(Dataset records on visual material)
● ● ● ● ● ● ●

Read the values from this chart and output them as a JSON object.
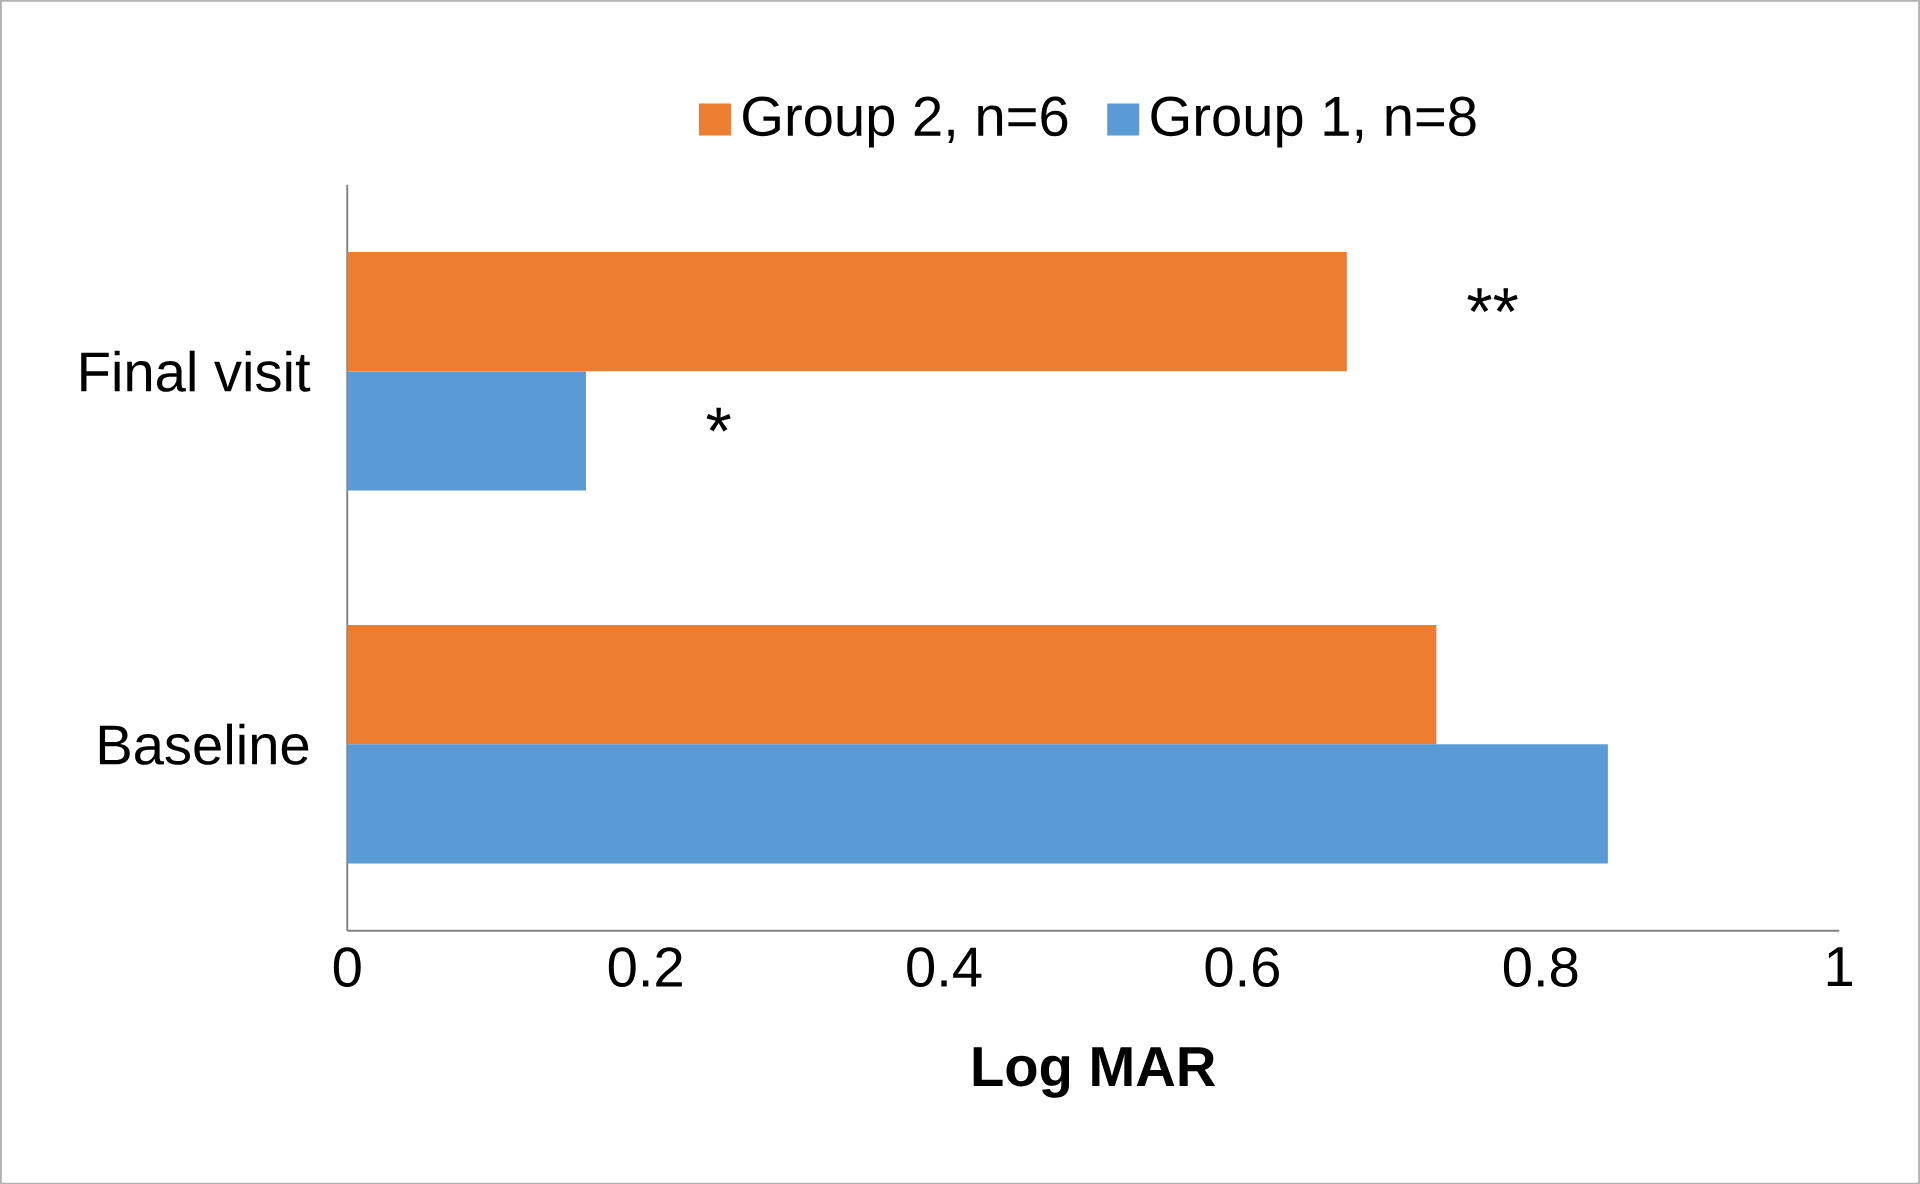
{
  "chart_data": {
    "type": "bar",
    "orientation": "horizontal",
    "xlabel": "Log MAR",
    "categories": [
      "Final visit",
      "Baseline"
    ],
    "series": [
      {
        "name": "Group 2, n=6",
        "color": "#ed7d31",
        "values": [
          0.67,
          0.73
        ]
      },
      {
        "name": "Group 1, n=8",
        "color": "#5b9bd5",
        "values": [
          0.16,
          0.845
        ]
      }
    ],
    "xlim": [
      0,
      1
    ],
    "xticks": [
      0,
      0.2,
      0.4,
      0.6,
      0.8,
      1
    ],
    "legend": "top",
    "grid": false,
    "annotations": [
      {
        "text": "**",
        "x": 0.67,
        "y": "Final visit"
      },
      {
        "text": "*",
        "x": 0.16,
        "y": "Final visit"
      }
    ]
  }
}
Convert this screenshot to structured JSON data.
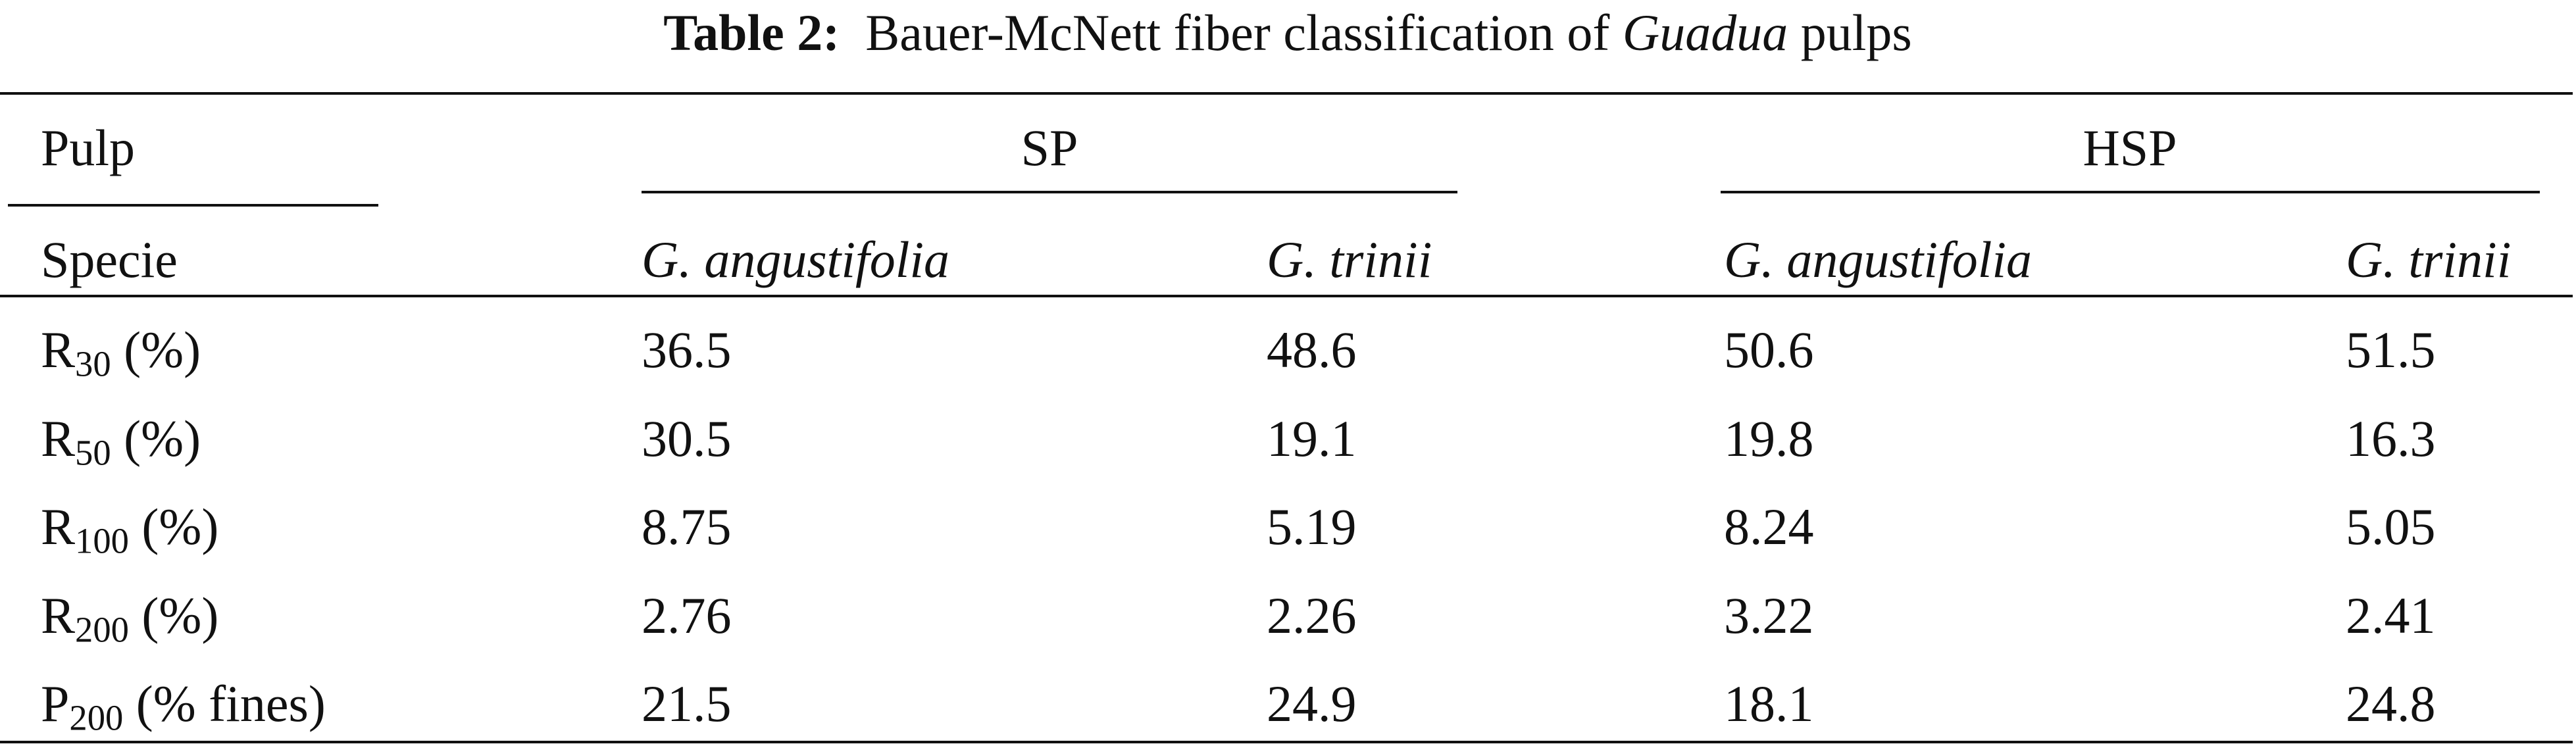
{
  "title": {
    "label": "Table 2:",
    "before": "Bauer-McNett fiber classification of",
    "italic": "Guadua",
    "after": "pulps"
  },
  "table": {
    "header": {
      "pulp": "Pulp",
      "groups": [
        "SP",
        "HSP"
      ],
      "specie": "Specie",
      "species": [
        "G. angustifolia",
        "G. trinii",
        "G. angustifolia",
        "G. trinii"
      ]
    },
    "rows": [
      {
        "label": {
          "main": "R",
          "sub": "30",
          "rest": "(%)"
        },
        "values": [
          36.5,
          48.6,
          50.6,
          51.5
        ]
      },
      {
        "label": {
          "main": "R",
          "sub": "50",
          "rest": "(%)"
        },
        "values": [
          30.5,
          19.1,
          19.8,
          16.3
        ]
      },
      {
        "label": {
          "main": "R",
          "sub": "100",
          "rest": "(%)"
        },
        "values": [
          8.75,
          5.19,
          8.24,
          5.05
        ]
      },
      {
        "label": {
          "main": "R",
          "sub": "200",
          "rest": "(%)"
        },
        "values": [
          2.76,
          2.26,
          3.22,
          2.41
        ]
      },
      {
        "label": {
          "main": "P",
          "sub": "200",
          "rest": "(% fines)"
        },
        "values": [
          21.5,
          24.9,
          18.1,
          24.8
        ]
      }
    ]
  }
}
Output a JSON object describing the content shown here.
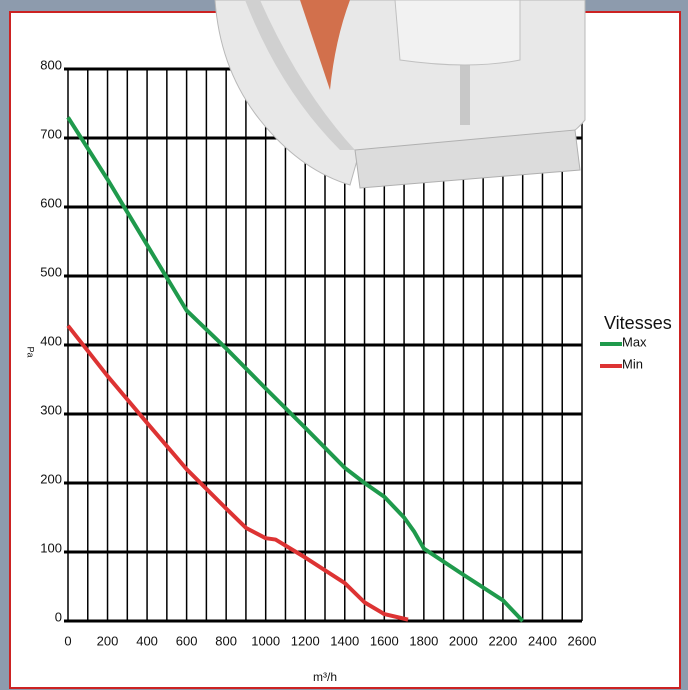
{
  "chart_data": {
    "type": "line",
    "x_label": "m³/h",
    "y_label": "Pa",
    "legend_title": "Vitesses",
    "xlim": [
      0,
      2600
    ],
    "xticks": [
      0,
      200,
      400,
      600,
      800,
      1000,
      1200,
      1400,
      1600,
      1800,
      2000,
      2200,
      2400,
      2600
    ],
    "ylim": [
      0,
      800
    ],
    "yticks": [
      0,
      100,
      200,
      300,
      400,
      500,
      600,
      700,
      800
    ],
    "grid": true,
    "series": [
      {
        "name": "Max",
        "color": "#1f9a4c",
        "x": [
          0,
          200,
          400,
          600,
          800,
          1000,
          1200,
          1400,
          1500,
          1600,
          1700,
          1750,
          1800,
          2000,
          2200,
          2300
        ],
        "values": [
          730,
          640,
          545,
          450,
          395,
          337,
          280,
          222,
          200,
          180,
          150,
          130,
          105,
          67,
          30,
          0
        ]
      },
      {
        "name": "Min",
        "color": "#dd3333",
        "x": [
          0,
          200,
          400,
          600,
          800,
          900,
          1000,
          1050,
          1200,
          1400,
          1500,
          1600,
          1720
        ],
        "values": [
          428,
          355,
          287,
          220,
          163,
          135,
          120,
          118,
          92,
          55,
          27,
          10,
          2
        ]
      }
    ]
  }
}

● ● ● ● ● ● ●

#### THE EXERCISE:
Pick out and copy the lines of the entries that hold the string "color".

#### EXPECTED ANSWER:
        "color": "#ed7d31",
        "color": "#5b9bd5",
        "color": "#1f9a4c",
        "color": "#dd3333",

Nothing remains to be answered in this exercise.